BEGIN SUPPLIED MATERIAL
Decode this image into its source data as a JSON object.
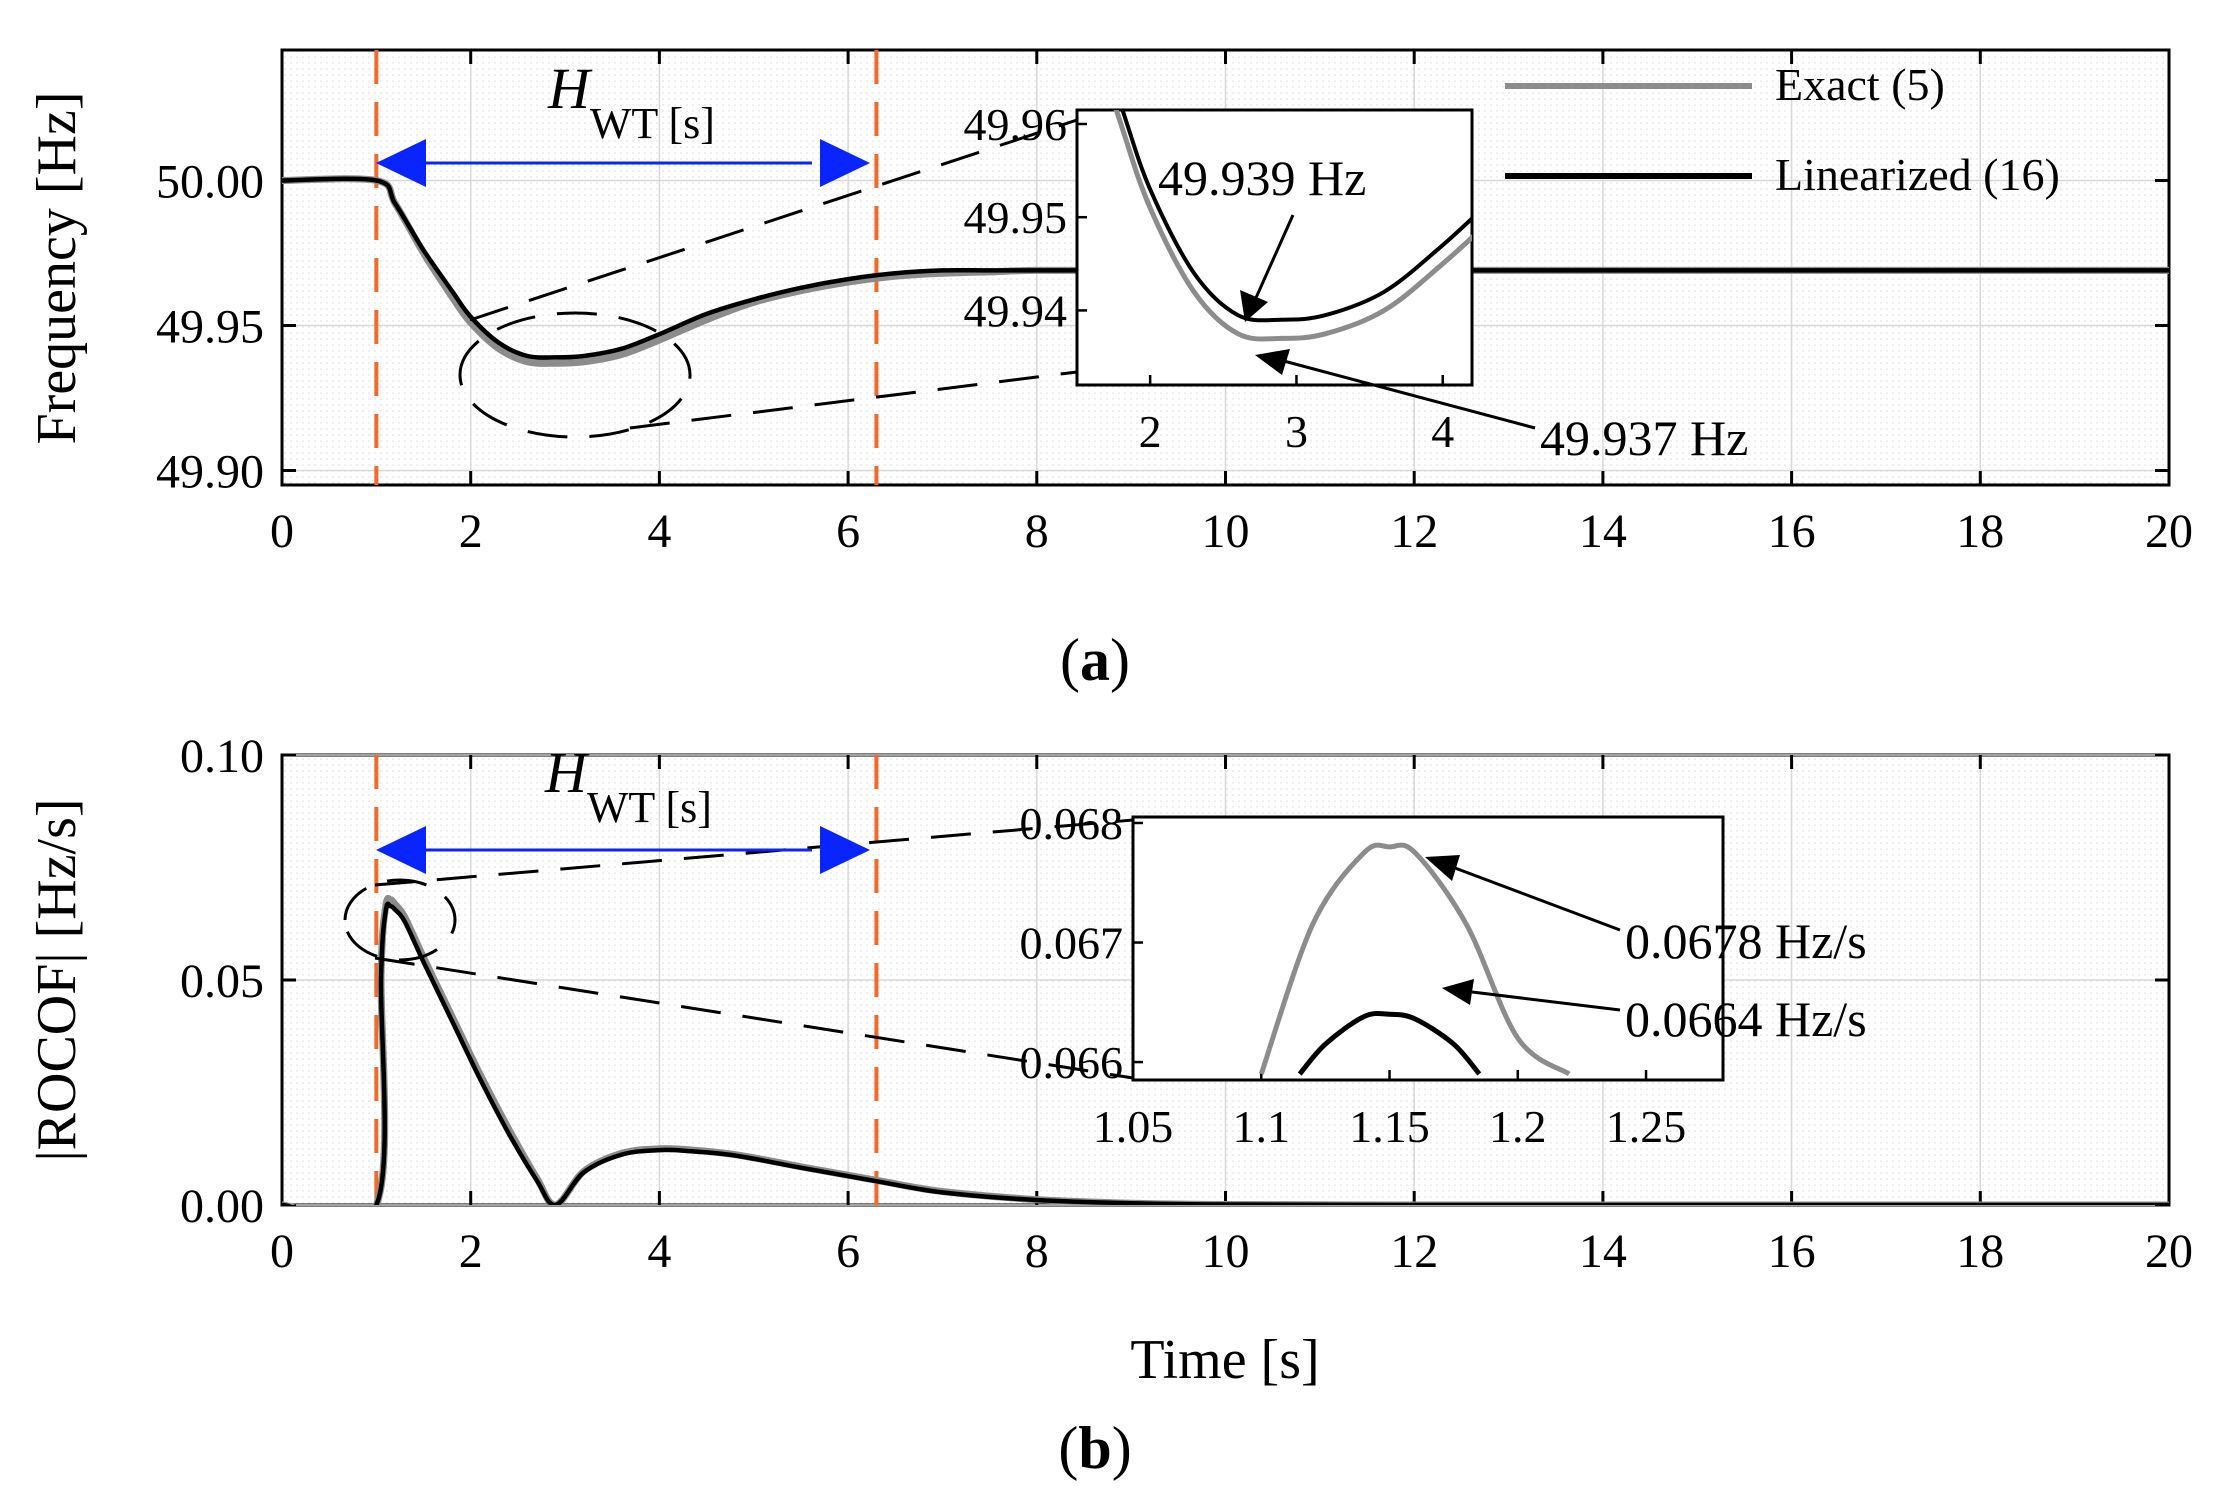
{
  "chart_data": [
    {
      "id": "a",
      "type": "line",
      "caption": {
        "open": "(",
        "letter": "a",
        "close": ")"
      },
      "xlabel": "",
      "ylabel": "Frequency [Hz]",
      "xlim": [
        0,
        20
      ],
      "ylim": [
        49.895,
        50.045
      ],
      "xticks": [
        0,
        2,
        4,
        6,
        8,
        10,
        12,
        14,
        16,
        18,
        20
      ],
      "yticks": [
        {
          "value": 50.0,
          "label": "50.00"
        },
        {
          "value": 49.95,
          "label": "49.95"
        },
        {
          "value": 49.9,
          "label": "49.90"
        }
      ],
      "vlines": [
        1.0,
        6.3
      ],
      "span_label": {
        "main": "H",
        "sub": "WT [s]"
      },
      "series": [
        {
          "name": "Exact (5)",
          "color": "#8c8c8c",
          "x": [
            0,
            1,
            1.2,
            1.5,
            1.8,
            2.0,
            2.3,
            2.6,
            2.9,
            3.2,
            3.6,
            4.0,
            4.5,
            5.0,
            5.5,
            6.0,
            6.5,
            7.0,
            7.5,
            8.0,
            9.0,
            10.0,
            12.0,
            14.0,
            16.0,
            18.0,
            20.0
          ],
          "y": [
            50.0,
            50.0,
            49.992,
            49.975,
            49.96,
            49.951,
            49.942,
            49.9375,
            49.937,
            49.9375,
            49.94,
            49.945,
            49.952,
            49.958,
            49.962,
            49.965,
            49.967,
            49.968,
            49.9685,
            49.969,
            49.969,
            49.969,
            49.969,
            49.969,
            49.969,
            49.969,
            49.969
          ]
        },
        {
          "name": "Linearized (16)",
          "color": "#000000",
          "x": [
            0,
            1,
            1.2,
            1.5,
            1.8,
            2.0,
            2.3,
            2.6,
            2.9,
            3.2,
            3.6,
            4.0,
            4.5,
            5.0,
            5.5,
            6.0,
            6.5,
            7.0,
            7.5,
            8.0,
            9.0,
            10.0,
            12.0,
            14.0,
            16.0,
            18.0,
            20.0
          ],
          "y": [
            50.0,
            50.0,
            49.992,
            49.976,
            49.962,
            49.953,
            49.944,
            49.9395,
            49.939,
            49.9395,
            49.942,
            49.947,
            49.954,
            49.959,
            49.963,
            49.966,
            49.968,
            49.969,
            49.969,
            49.969,
            49.969,
            49.969,
            49.969,
            49.969,
            49.969,
            49.969,
            49.969
          ]
        }
      ],
      "inset": {
        "xlim": [
          1.5,
          4.2
        ],
        "ylim": [
          49.932,
          49.9615
        ],
        "xticks": [
          2,
          3,
          4
        ],
        "yticks": [
          {
            "value": 49.96,
            "label": "49.96"
          },
          {
            "value": 49.95,
            "label": "49.95"
          },
          {
            "value": 49.94,
            "label": "49.94"
          }
        ]
      },
      "annotations": [
        {
          "text": "49.939 Hz",
          "target": "Linearized (16) minimum",
          "x": 2.9,
          "y": 49.939
        },
        {
          "text": "49.937 Hz",
          "target": "Exact (5) minimum",
          "x": 2.9,
          "y": 49.937
        }
      ]
    },
    {
      "id": "b",
      "type": "line",
      "caption": {
        "open": "(",
        "letter": "b",
        "close": ")"
      },
      "xlabel": "Time [s]",
      "ylabel": "|ROCOF| [Hz/s]",
      "xlim": [
        0,
        20
      ],
      "ylim": [
        0,
        0.1
      ],
      "xticks": [
        0,
        2,
        4,
        6,
        8,
        10,
        12,
        14,
        16,
        18,
        20
      ],
      "yticks": [
        {
          "value": 0.1,
          "label": "0.10"
        },
        {
          "value": 0.05,
          "label": "0.05"
        },
        {
          "value": 0.0,
          "label": "0.00"
        }
      ],
      "vlines": [
        1.0,
        6.3
      ],
      "span_label": {
        "main": "H",
        "sub": "WT [s]"
      },
      "series": [
        {
          "name": "Exact (5)",
          "color": "#8c8c8c",
          "x": [
            0,
            1.0,
            1.05,
            1.1,
            1.15,
            1.2,
            1.3,
            1.5,
            1.8,
            2.1,
            2.4,
            2.7,
            2.9,
            3.2,
            3.6,
            4.0,
            4.3,
            4.8,
            5.5,
            6.3,
            7.0,
            8.0,
            9.0,
            10.0,
            12.0,
            14.0,
            16.0,
            18.0,
            20.0
          ],
          "y": [
            0,
            0,
            0.052,
            0.0665,
            0.0678,
            0.0668,
            0.064,
            0.055,
            0.042,
            0.029,
            0.017,
            0.006,
            0.0,
            0.0075,
            0.0115,
            0.0125,
            0.0123,
            0.0112,
            0.0085,
            0.0055,
            0.003,
            0.0012,
            0.0004,
            0.0001,
            0,
            0,
            0,
            0,
            0
          ]
        },
        {
          "name": "Linearized (16)",
          "color": "#000000",
          "x": [
            0,
            1.0,
            1.05,
            1.1,
            1.15,
            1.2,
            1.3,
            1.5,
            1.8,
            2.1,
            2.4,
            2.7,
            2.9,
            3.2,
            3.6,
            4.0,
            4.3,
            4.8,
            5.5,
            6.3,
            7.0,
            8.0,
            9.0,
            10.0,
            12.0,
            14.0,
            16.0,
            18.0,
            20.0
          ],
          "y": [
            0,
            0,
            0.051,
            0.0655,
            0.0664,
            0.0656,
            0.063,
            0.054,
            0.041,
            0.028,
            0.016,
            0.0055,
            0.0,
            0.0073,
            0.0112,
            0.0122,
            0.012,
            0.011,
            0.0083,
            0.0053,
            0.0028,
            0.0011,
            0.0004,
            0.0001,
            0,
            0,
            0,
            0,
            0
          ]
        }
      ],
      "inset": {
        "xlim": [
          1.05,
          1.28
        ],
        "ylim": [
          0.06585,
          0.06805
        ],
        "xticks": [
          {
            "value": 1.05,
            "label": "1.05"
          },
          {
            "value": 1.1,
            "label": "1.1"
          },
          {
            "value": 1.15,
            "label": "1.15"
          },
          {
            "value": 1.2,
            "label": "1.2"
          },
          {
            "value": 1.25,
            "label": "1.25"
          }
        ],
        "yticks": [
          {
            "value": 0.068,
            "label": "0.068"
          },
          {
            "value": 0.067,
            "label": "0.067"
          },
          {
            "value": 0.066,
            "label": "0.066"
          }
        ],
        "series": [
          {
            "name": "Exact (5)",
            "color": "#8c8c8c",
            "x": [
              1.1,
              1.12,
              1.14,
              1.15,
              1.16,
              1.18,
              1.2,
              1.22
            ],
            "y": [
              0.0659,
              0.06715,
              0.06775,
              0.0678,
              0.06775,
              0.06715,
              0.0662,
              0.0659
            ]
          },
          {
            "name": "Linearized (16)",
            "color": "#000000",
            "x": [
              1.115,
              1.125,
              1.14,
              1.15,
              1.16,
              1.175,
              1.185
            ],
            "y": [
              0.0659,
              0.06615,
              0.06638,
              0.0664,
              0.06636,
              0.06615,
              0.0659
            ]
          }
        ]
      },
      "annotations": [
        {
          "text": "0.0678 Hz/s",
          "target": "Exact (5) peak",
          "x": 1.15,
          "y": 0.0678
        },
        {
          "text": "0.0664 Hz/s",
          "target": "Linearized (16) peak",
          "x": 1.15,
          "y": 0.0664
        }
      ]
    }
  ],
  "legend": {
    "items": [
      {
        "label": "Exact (5)",
        "color": "#8c8c8c"
      },
      {
        "label": "Linearized (16)",
        "color": "#000000"
      }
    ]
  },
  "colors": {
    "vline": "#f06a2a",
    "arrow": "#0a24ff",
    "grid": "#d8d8d8"
  }
}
END SUPPLIED MATERIAL
> **SHORT PROBLEM**
Select and copy every line of the listing with the word "ylabel".

> **SOLUTION TO THIS PROBLEM**
      "ylabel": "Frequency [Hz]",
      "ylabel": "|ROCOF| [Hz/s]",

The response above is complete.